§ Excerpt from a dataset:
▬▬▬

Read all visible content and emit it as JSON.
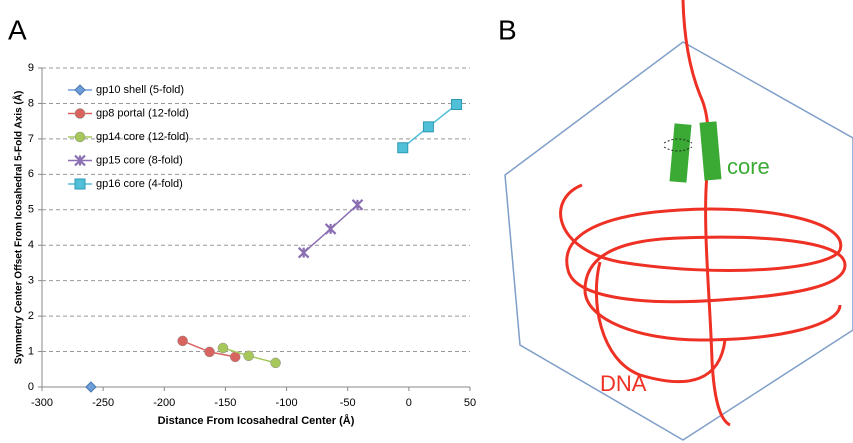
{
  "panel_labels": [
    "A",
    "B"
  ],
  "chart_data": {
    "type": "line",
    "xlabel": "Distance From Icosahedral Center (Å)",
    "ylabel": "Symmetry Center Offset From Icosahedral 5-Fold Axis (Å)",
    "xlim": [
      -300,
      50
    ],
    "xticks": [
      -300,
      -250,
      -200,
      -150,
      -100,
      -50,
      0,
      50
    ],
    "ylim": [
      0,
      9
    ],
    "yticks": [
      0,
      1,
      2,
      3,
      4,
      5,
      6,
      7,
      8,
      9
    ],
    "grid": true,
    "legend": "upper left",
    "series": [
      {
        "name": "gp10 shell (5-fold)",
        "color": "#6f9fd8",
        "marker": "diamond",
        "x": [
          -260
        ],
        "values": [
          0
        ]
      },
      {
        "name": "gp8 portal (12-fold)",
        "color": "#d9635f",
        "marker": "circle",
        "x": [
          -185,
          -163,
          -142
        ],
        "values": [
          1.3,
          0.99,
          0.85
        ]
      },
      {
        "name": "gp14 core (12-fold)",
        "color": "#a6c85a",
        "marker": "circle",
        "x": [
          -152,
          -131,
          -109
        ],
        "values": [
          1.1,
          0.88,
          0.68
        ]
      },
      {
        "name": "gp15 core (8-fold)",
        "color": "#8a6fb3",
        "marker": "star",
        "x": [
          -86,
          -64,
          -42
        ],
        "values": [
          3.79,
          4.46,
          5.14
        ]
      },
      {
        "name": "gp16 core (4-fold)",
        "color": "#4fc0d8",
        "marker": "square",
        "x": [
          -5,
          16,
          39
        ],
        "values": [
          6.75,
          7.34,
          7.97
        ]
      }
    ]
  },
  "diagram": {
    "core_label": "core",
    "dna_label": "DNA"
  }
}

▬▬▬

§ Problem to solve: Note every line above where the string "core" shows up, and copy those lines.

§ Output for this task:
        "name": "gp14 core (12-fold)",
        "name": "gp15 core (8-fold)",
        "name": "gp16 core (4-fold)",
    "core_label": "core",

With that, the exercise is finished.